TASK OBJECTIVE
Write the data out again exactly, dropping any images it holds.

THE RECORDS
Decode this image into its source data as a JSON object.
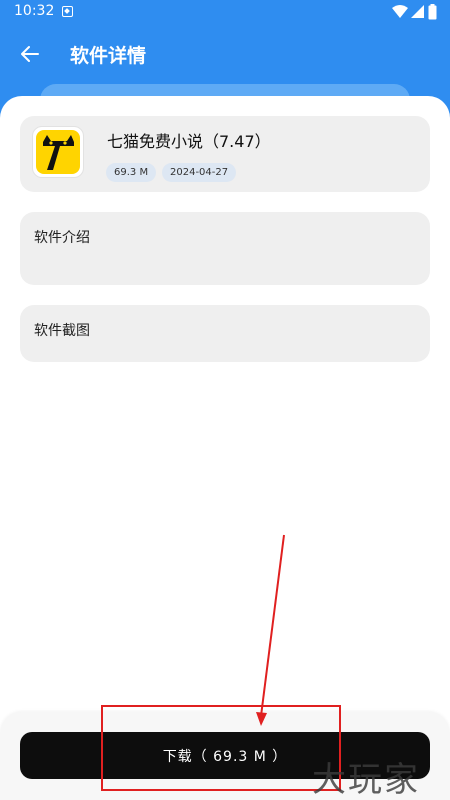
{
  "status_bar": {
    "time": "10:32",
    "icons": [
      "app-notification-icon",
      "wifi-icon",
      "signal-icon",
      "battery-icon"
    ]
  },
  "app_bar": {
    "back_icon": "arrow-left-icon",
    "title": "软件详情"
  },
  "app": {
    "name": "七猫免费小说（7.47）",
    "size": "69.3 M",
    "date": "2024-04-27",
    "logo_icon": "seven-cat-logo",
    "logo_color": "#ffd400"
  },
  "sections": {
    "intro_title": "软件介绍",
    "screenshots_title": "软件截图"
  },
  "download": {
    "label": "下载（ 69.3 M ）"
  },
  "annotation": {
    "color": "#e02020"
  },
  "watermark": {
    "text": "大玩家"
  },
  "colors": {
    "primary": "#2f8df0",
    "button": "#0d0d0d",
    "card": "#efefef",
    "tag": "#dde7f3"
  }
}
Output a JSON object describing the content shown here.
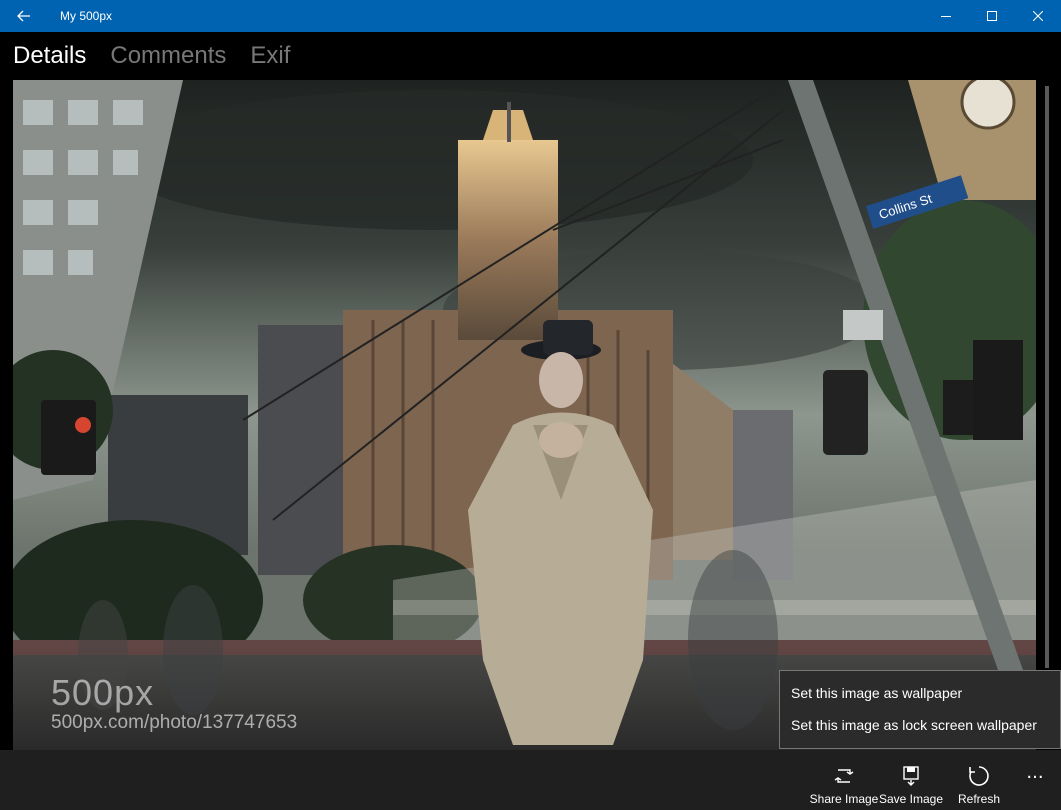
{
  "window": {
    "title": "My 500px"
  },
  "tabs": [
    {
      "label": "Details",
      "active": true
    },
    {
      "label": "Comments",
      "active": false
    },
    {
      "label": "Exif",
      "active": false
    }
  ],
  "photo": {
    "watermark_logo": "500px",
    "watermark_url": "500px.com/photo/137747653",
    "street_sign": "Collins St"
  },
  "flyout": {
    "items": [
      {
        "label": "Set this image as wallpaper"
      },
      {
        "label": "Set this image as lock screen wallpaper"
      }
    ]
  },
  "commands": [
    {
      "label": "Share Image",
      "icon": "share-icon"
    },
    {
      "label": "Save Image",
      "icon": "save-icon"
    },
    {
      "label": "Refresh",
      "icon": "refresh-icon"
    }
  ],
  "more_label": "...",
  "colors": {
    "titlebar": "#0063b1",
    "command_bar": "#1f1f1f",
    "flyout": "#2b2b2b"
  }
}
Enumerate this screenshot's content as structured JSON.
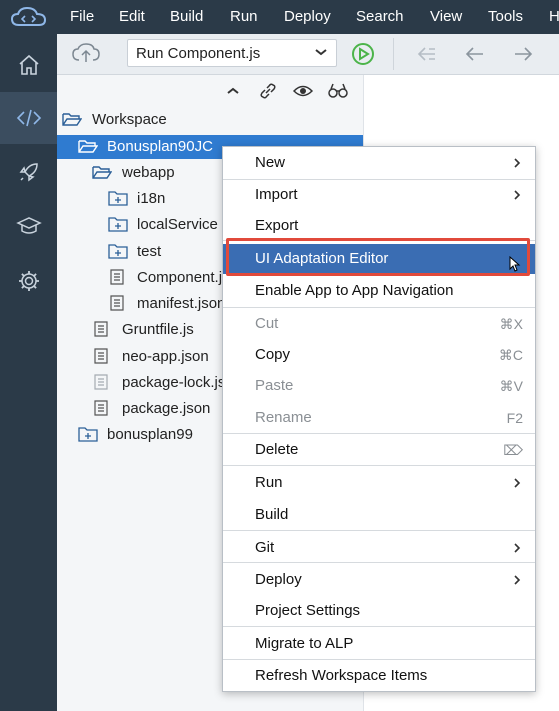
{
  "menubar": {
    "items": [
      "File",
      "Edit",
      "Build",
      "Run",
      "Deploy",
      "Search",
      "View",
      "Tools",
      "H"
    ]
  },
  "leftnav": {
    "items": [
      "home-icon",
      "code-icon",
      "rocket-icon",
      "graduation-cap-icon",
      "gear-icon"
    ]
  },
  "toolbar": {
    "run_config": "Run Component.js"
  },
  "workspace": {
    "tree": [
      {
        "label": "Workspace",
        "icon": "folder-open-icon"
      },
      {
        "label": "Bonusplan90JC",
        "icon": "folder-open-icon",
        "selected": true
      },
      {
        "label": "webapp",
        "icon": "folder-open-icon"
      },
      {
        "label": "i18n",
        "icon": "folder-plus-icon"
      },
      {
        "label": "localService",
        "icon": "folder-plus-icon"
      },
      {
        "label": "test",
        "icon": "folder-plus-icon"
      },
      {
        "label": "Component.js",
        "icon": "file-icon"
      },
      {
        "label": "manifest.json",
        "icon": "file-icon"
      },
      {
        "label": "Gruntfile.js",
        "icon": "file-icon"
      },
      {
        "label": "neo-app.json",
        "icon": "file-icon"
      },
      {
        "label": "package-lock.json",
        "icon": "file-icon"
      },
      {
        "label": "package.json",
        "icon": "file-icon"
      },
      {
        "label": "bonusplan99",
        "icon": "folder-plus-icon"
      }
    ]
  },
  "context_menu": {
    "items": [
      {
        "label": "New",
        "submenu": true
      },
      {
        "label": "Import",
        "submenu": true
      },
      {
        "label": "Export"
      },
      {
        "label": "UI Adaptation Editor",
        "highlighted": true
      },
      {
        "label": "Enable App to App Navigation"
      },
      {
        "label": "Cut",
        "shortcut": "⌘X",
        "disabled": true
      },
      {
        "label": "Copy",
        "shortcut": "⌘C"
      },
      {
        "label": "Paste",
        "shortcut": "⌘V",
        "disabled": true
      },
      {
        "label": "Rename",
        "shortcut": "F2",
        "disabled": true
      },
      {
        "label": "Delete",
        "shortcut": "⌦"
      },
      {
        "label": "Run",
        "submenu": true
      },
      {
        "label": "Build"
      },
      {
        "label": "Git",
        "submenu": true
      },
      {
        "label": "Deploy",
        "submenu": true
      },
      {
        "label": "Project Settings"
      },
      {
        "label": "Migrate to ALP"
      },
      {
        "label": "Refresh Workspace Items"
      }
    ]
  },
  "colors": {
    "sidebar_bg": "#2b3a48",
    "selection": "#2f7bd0",
    "highlight": "#3a6db3",
    "highlight_border": "#e14a3b",
    "run_green": "#4cb44a"
  }
}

ANSWER TO THE TASK
Decode this image into its source data as a JSON object.
{
  "status_bar": {
    "time": "10:32",
    "icons": [
      "app-notification-icon",
      "wifi-icon",
      "signal-icon",
      "battery-icon"
    ]
  },
  "app_bar": {
    "back_icon": "arrow-left-icon",
    "title": "软件详情"
  },
  "app": {
    "name": "七猫免费小说（7.47）",
    "size": "69.3 M",
    "date": "2024-04-27",
    "logo_icon": "seven-cat-logo",
    "logo_color": "#ffd400"
  },
  "sections": {
    "intro_title": "软件介绍",
    "screenshots_title": "软件截图"
  },
  "download": {
    "label": "下载（ 69.3 M ）"
  },
  "annotation": {
    "color": "#e02020"
  },
  "watermark": {
    "text": "大玩家"
  },
  "colors": {
    "primary": "#2f8df0",
    "button": "#0d0d0d",
    "card": "#efefef",
    "tag": "#dde7f3"
  }
}
Output a JSON object describing the content shown here.
{
  "window": {
    "title": "My 500px"
  },
  "tabs": [
    {
      "label": "Details",
      "active": true
    },
    {
      "label": "Comments",
      "active": false
    },
    {
      "label": "Exif",
      "active": false
    }
  ],
  "photo": {
    "watermark_logo": "500px",
    "watermark_url": "500px.com/photo/137747653",
    "street_sign": "Collins St"
  },
  "flyout": {
    "items": [
      {
        "label": "Set this image as wallpaper"
      },
      {
        "label": "Set this image as lock screen wallpaper"
      }
    ]
  },
  "commands": [
    {
      "label": "Share Image",
      "icon": "share-icon"
    },
    {
      "label": "Save Image",
      "icon": "save-icon"
    },
    {
      "label": "Refresh",
      "icon": "refresh-icon"
    }
  ],
  "more_label": "...",
  "colors": {
    "titlebar": "#0063b1",
    "command_bar": "#1f1f1f",
    "flyout": "#2b2b2b"
  }
}
Enumerate this screenshot's content as structured JSON.
{
  "menubar": {
    "items": [
      "File",
      "Edit",
      "Build",
      "Run",
      "Deploy",
      "Search",
      "View",
      "Tools",
      "H"
    ]
  },
  "leftnav": {
    "items": [
      "home-icon",
      "code-icon",
      "rocket-icon",
      "graduation-cap-icon",
      "gear-icon"
    ]
  },
  "toolbar": {
    "run_config": "Run Component.js"
  },
  "workspace": {
    "tree": [
      {
        "label": "Workspace",
        "icon": "folder-open-icon"
      },
      {
        "label": "Bonusplan90JC",
        "icon": "folder-open-icon",
        "selected": true
      },
      {
        "label": "webapp",
        "icon": "folder-open-icon"
      },
      {
        "label": "i18n",
        "icon": "folder-plus-icon"
      },
      {
        "label": "localService",
        "icon": "folder-plus-icon"
      },
      {
        "label": "test",
        "icon": "folder-plus-icon"
      },
      {
        "label": "Component.js",
        "icon": "file-icon"
      },
      {
        "label": "manifest.json",
        "icon": "file-icon"
      },
      {
        "label": "Gruntfile.js",
        "icon": "file-icon"
      },
      {
        "label": "neo-app.json",
        "icon": "file-icon"
      },
      {
        "label": "package-lock.json",
        "icon": "file-icon"
      },
      {
        "label": "package.json",
        "icon": "file-icon"
      },
      {
        "label": "bonusplan99",
        "icon": "folder-plus-icon"
      }
    ]
  },
  "context_menu": {
    "items": [
      {
        "label": "New",
        "submenu": true
      },
      {
        "label": "Import",
        "submenu": true
      },
      {
        "label": "Export"
      },
      {
        "label": "UI Adaptation Editor",
        "highlighted": true
      },
      {
        "label": "Enable App to App Navigation"
      },
      {
        "label": "Cut",
        "shortcut": "⌘X",
        "disabled": true
      },
      {
        "label": "Copy",
        "shortcut": "⌘C"
      },
      {
        "label": "Paste",
        "shortcut": "⌘V",
        "disabled": true
      },
      {
        "label": "Rename",
        "shortcut": "F2",
        "disabled": true
      },
      {
        "label": "Delete",
        "shortcut": "⌦"
      },
      {
        "label": "Run",
        "submenu": true
      },
      {
        "label": "Build"
      },
      {
        "label": "Git",
        "submenu": true
      },
      {
        "label": "Deploy",
        "submenu": true
      },
      {
        "label": "Project Settings"
      },
      {
        "label": "Migrate to ALP"
      },
      {
        "label": "Refresh Workspace Items"
      }
    ]
  },
  "colors": {
    "sidebar_bg": "#2b3a48",
    "selection": "#2f7bd0",
    "highlight": "#3a6db3",
    "highlight_border": "#e14a3b",
    "run_green": "#4cb44a"
  }
}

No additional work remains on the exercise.